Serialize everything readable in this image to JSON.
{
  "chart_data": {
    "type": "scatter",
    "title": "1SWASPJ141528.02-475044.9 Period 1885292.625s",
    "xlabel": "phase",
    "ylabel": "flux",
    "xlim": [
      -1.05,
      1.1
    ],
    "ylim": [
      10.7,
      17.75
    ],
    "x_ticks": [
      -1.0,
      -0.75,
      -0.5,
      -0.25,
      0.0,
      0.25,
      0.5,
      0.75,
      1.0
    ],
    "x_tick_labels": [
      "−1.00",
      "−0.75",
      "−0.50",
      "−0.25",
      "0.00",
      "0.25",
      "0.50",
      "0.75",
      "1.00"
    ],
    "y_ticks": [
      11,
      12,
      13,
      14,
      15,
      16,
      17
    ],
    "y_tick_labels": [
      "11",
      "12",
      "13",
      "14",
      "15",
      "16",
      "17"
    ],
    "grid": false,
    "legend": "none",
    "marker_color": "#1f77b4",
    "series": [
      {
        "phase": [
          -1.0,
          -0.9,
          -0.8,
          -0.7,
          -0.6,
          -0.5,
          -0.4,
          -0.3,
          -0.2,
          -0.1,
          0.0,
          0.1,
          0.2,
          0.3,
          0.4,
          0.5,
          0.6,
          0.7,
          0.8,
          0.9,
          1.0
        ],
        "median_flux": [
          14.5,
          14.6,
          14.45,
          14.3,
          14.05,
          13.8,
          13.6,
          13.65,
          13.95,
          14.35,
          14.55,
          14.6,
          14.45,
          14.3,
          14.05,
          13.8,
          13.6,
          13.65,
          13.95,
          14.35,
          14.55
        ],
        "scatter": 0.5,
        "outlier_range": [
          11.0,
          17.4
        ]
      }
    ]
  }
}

--

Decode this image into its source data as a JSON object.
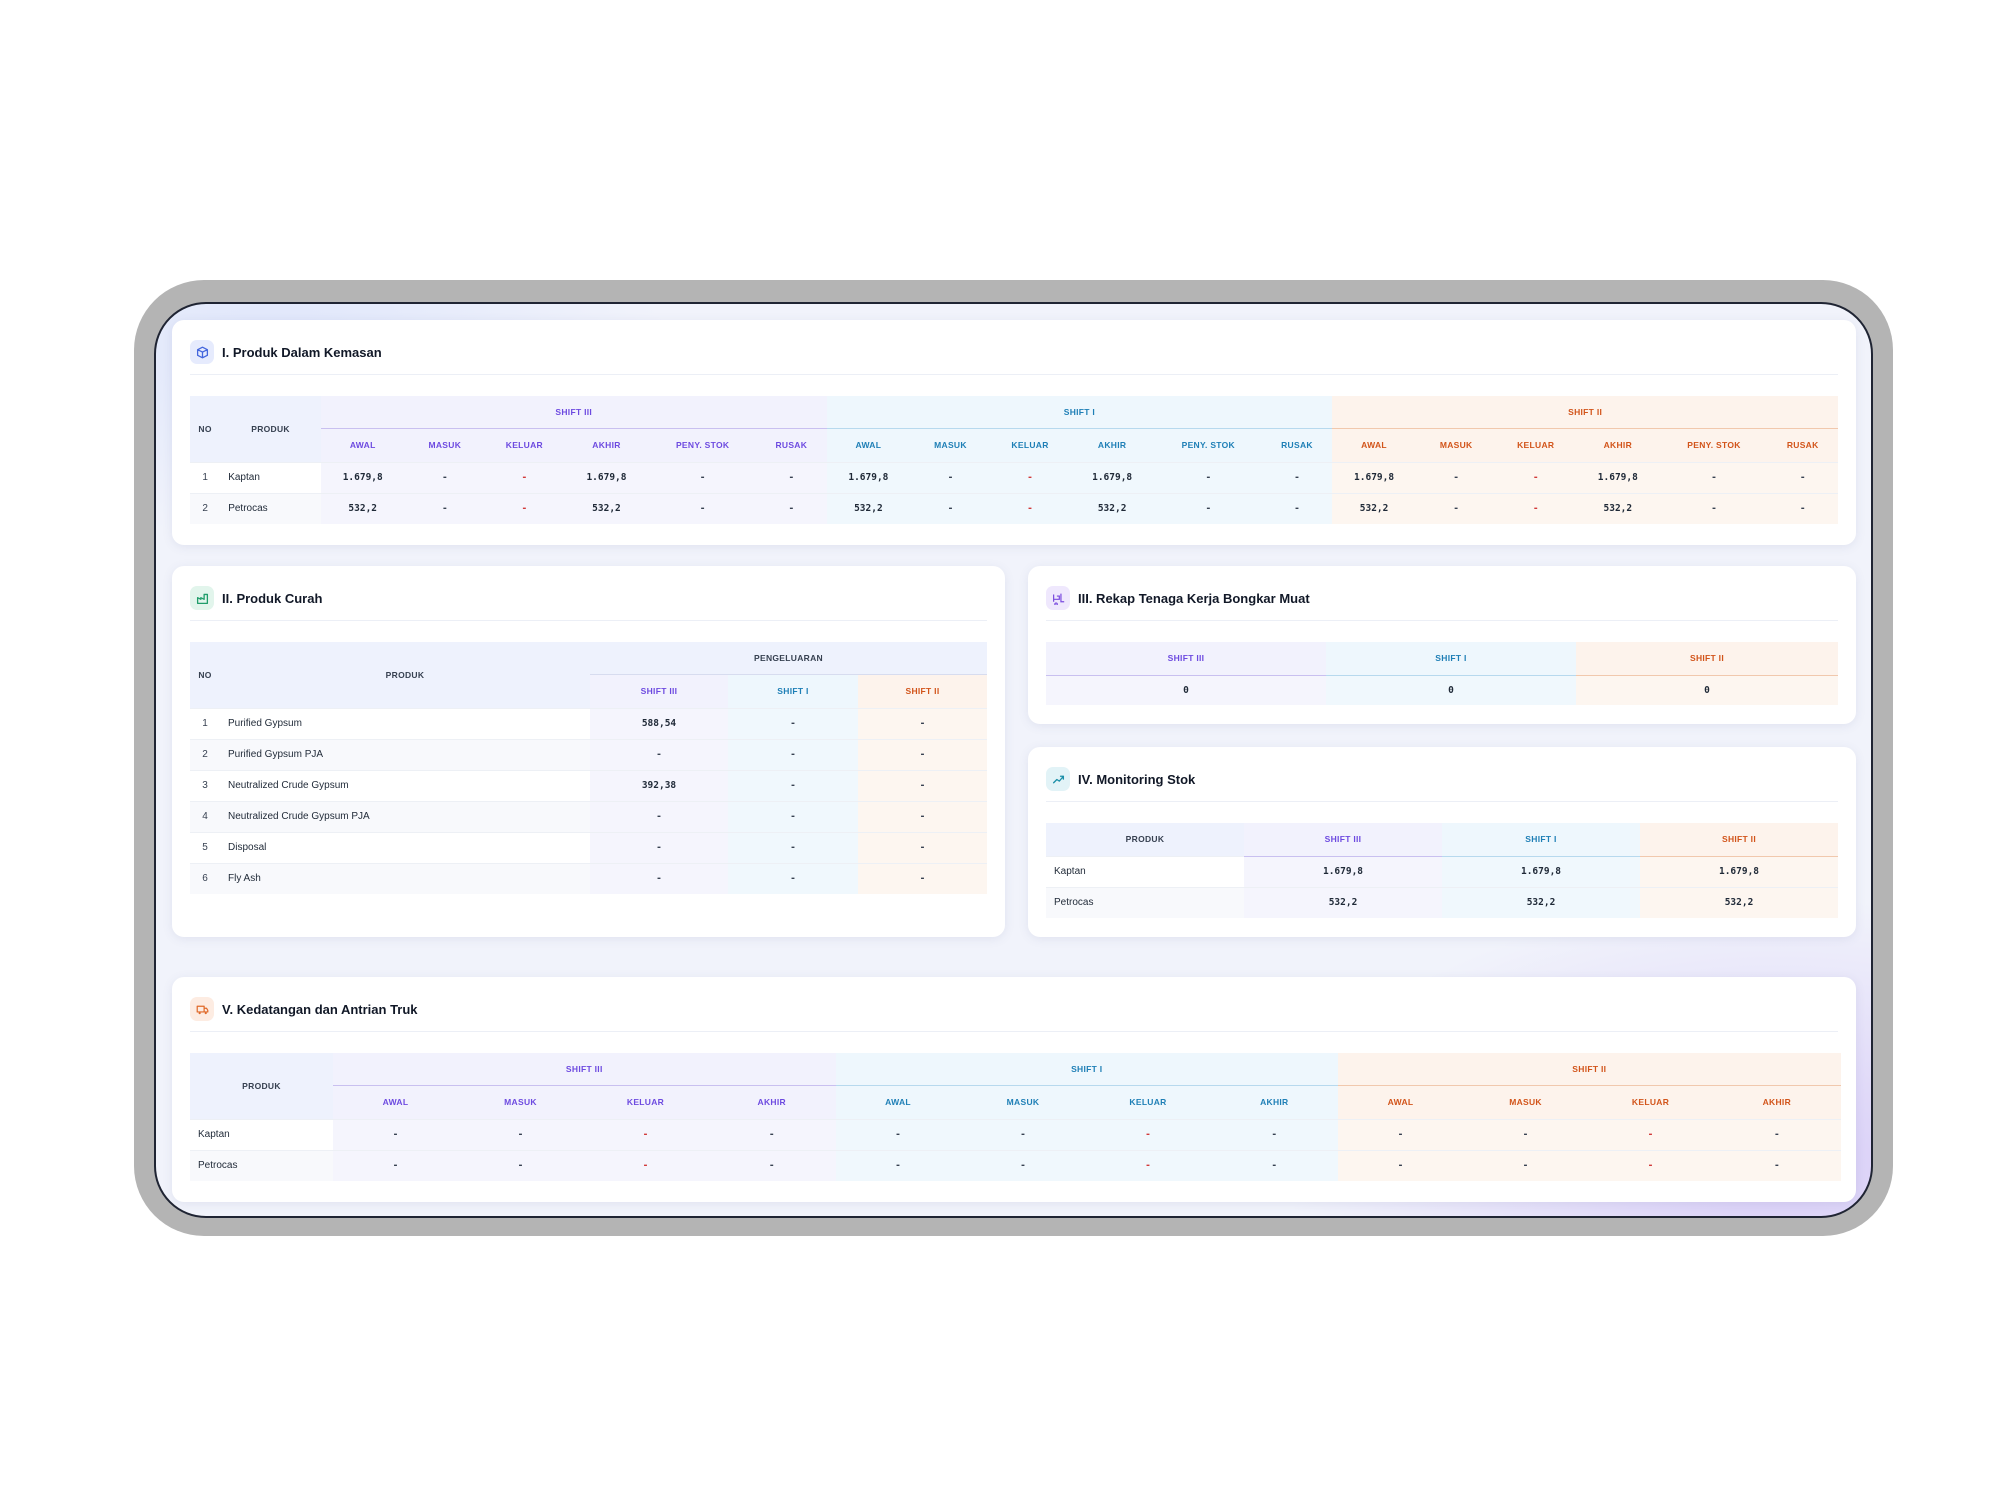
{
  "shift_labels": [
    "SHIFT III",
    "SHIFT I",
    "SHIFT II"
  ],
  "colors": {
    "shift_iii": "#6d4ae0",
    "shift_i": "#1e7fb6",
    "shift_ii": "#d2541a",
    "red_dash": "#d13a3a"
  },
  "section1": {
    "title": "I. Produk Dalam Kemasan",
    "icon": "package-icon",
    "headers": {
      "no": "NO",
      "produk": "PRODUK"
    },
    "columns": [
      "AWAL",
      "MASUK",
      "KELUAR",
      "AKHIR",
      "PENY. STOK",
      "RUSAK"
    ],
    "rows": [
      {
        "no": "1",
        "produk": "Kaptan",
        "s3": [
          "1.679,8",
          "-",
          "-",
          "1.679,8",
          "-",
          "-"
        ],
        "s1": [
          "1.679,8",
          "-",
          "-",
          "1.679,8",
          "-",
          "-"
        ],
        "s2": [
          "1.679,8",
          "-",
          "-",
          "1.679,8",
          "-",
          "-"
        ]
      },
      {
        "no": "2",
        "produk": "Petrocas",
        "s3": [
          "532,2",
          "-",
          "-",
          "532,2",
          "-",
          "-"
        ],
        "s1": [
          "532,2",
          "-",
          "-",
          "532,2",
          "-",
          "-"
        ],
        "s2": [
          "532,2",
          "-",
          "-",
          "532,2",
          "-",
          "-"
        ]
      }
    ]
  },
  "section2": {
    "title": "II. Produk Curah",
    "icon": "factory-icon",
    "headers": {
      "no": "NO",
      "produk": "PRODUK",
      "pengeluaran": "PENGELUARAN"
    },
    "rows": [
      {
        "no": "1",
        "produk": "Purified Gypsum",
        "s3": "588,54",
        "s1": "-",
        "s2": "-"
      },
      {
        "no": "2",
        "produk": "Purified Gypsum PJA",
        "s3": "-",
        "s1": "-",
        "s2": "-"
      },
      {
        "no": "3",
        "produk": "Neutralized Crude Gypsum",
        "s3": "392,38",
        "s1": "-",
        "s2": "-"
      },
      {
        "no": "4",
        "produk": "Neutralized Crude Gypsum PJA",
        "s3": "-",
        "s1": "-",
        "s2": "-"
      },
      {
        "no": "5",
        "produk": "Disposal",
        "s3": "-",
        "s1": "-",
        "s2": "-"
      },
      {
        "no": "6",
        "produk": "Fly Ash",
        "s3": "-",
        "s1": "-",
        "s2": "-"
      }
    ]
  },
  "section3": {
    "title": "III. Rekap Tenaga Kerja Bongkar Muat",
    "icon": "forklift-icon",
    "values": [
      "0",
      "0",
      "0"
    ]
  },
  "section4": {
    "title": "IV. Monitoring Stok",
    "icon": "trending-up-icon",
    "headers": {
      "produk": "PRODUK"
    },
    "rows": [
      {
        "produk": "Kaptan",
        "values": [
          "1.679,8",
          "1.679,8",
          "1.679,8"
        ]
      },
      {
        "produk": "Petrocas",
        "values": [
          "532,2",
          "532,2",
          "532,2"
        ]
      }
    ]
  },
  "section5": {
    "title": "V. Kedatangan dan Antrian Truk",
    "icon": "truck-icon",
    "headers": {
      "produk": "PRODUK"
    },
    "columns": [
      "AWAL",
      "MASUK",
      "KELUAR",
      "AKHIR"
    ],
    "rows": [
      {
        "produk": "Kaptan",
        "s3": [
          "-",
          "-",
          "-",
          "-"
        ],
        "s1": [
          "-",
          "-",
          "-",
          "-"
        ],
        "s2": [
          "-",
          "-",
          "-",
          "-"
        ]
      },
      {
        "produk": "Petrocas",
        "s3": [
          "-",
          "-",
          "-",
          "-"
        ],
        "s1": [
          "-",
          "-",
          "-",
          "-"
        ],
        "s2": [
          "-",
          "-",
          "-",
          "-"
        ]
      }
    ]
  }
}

...

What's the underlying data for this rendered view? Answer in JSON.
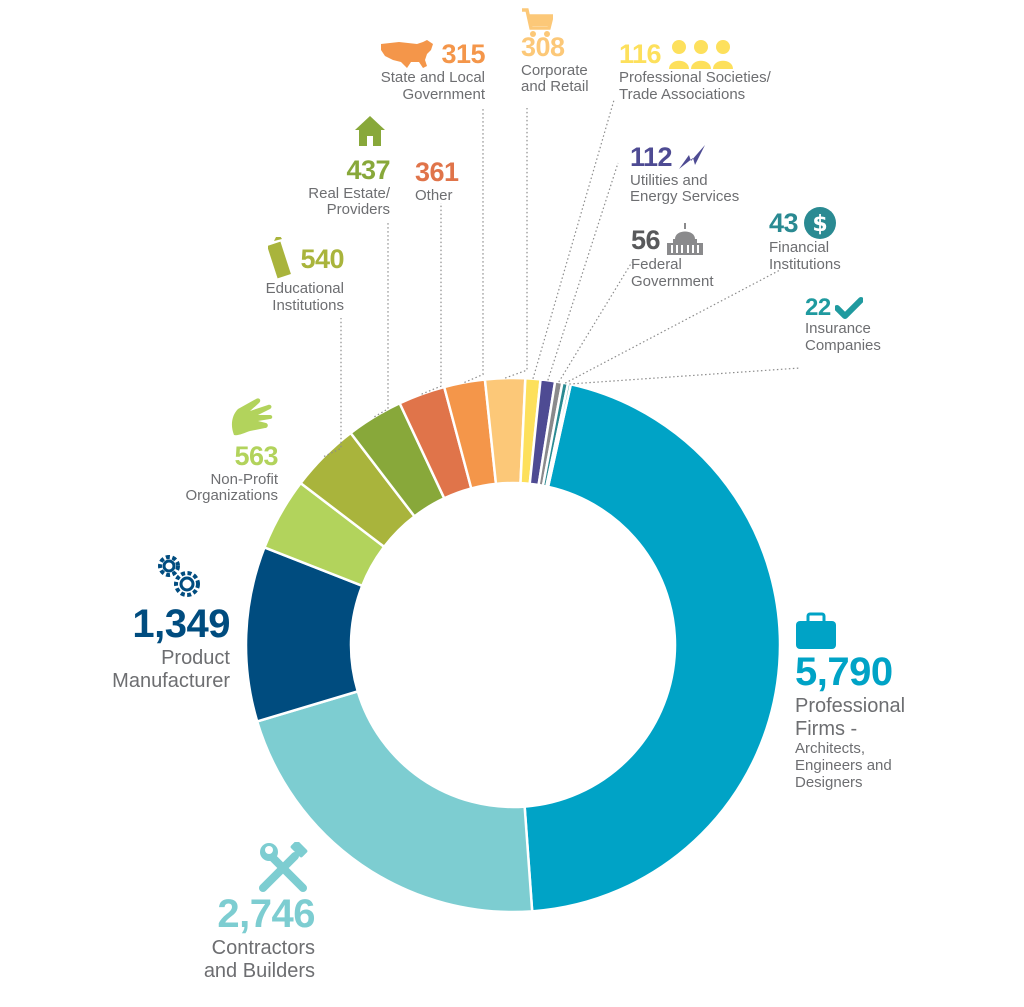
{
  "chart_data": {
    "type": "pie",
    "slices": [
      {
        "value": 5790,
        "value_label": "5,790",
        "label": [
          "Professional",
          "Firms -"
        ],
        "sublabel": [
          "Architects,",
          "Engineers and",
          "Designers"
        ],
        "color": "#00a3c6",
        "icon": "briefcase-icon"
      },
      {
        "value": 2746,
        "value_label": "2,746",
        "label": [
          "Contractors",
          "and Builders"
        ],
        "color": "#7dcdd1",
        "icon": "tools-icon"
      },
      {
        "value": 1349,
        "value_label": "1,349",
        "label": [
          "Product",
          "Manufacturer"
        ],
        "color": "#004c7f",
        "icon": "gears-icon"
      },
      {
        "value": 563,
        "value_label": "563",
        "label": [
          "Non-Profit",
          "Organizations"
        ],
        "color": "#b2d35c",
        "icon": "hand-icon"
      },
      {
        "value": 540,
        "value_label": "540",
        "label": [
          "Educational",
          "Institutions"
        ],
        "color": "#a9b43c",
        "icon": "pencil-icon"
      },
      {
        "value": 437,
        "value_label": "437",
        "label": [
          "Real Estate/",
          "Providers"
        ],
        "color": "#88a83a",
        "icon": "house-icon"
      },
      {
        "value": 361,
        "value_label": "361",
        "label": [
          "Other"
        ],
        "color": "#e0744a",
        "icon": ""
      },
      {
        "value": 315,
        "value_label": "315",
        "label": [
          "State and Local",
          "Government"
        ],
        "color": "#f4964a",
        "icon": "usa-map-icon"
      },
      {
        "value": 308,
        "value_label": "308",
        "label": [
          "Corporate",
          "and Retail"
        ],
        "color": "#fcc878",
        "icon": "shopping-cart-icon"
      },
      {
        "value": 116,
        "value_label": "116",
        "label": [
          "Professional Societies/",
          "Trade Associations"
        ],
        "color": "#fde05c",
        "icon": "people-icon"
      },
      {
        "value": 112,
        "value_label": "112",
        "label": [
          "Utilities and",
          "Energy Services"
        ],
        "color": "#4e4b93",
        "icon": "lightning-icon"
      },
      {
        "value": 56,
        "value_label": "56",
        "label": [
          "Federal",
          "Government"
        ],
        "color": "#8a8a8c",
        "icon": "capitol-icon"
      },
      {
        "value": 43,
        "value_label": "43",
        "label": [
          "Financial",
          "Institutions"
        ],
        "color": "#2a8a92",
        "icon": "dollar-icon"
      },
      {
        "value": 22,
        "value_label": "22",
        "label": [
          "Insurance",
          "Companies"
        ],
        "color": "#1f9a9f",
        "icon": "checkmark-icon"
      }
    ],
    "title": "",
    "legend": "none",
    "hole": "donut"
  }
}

» Job: Looking at the listing above, how many of its lines contain the string "Neutralized"? Give the number alone.

» Task response: 2